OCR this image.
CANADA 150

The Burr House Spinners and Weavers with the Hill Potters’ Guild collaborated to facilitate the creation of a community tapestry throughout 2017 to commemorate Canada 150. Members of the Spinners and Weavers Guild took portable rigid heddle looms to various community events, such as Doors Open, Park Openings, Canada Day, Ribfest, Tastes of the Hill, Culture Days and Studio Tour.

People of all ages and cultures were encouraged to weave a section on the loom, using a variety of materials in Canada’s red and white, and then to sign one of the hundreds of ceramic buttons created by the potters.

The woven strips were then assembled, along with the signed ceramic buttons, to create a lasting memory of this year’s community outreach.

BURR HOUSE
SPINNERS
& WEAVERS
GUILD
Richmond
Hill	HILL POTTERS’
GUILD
+---+
Your objective: Copy out every line from the material above in which the word "with" appears.

Reply to the exercise:
The Burr House Spinners and Weavers with the Hill Potters’ Guild collaborated to facilitate the creation of a community tapestry throughout 2017 to commemorate Canada 150. Members of the Spinners and Weavers Guild took portable rigid heddle looms to various community events, such as Doors Open, Park Openings, Canada Day, Ribfest, Tastes of the Hill, Culture Days and Studio Tour.
The woven strips were then assembled, along with the signed ceramic buttons, to create a lasting memory of this year’s community outreach.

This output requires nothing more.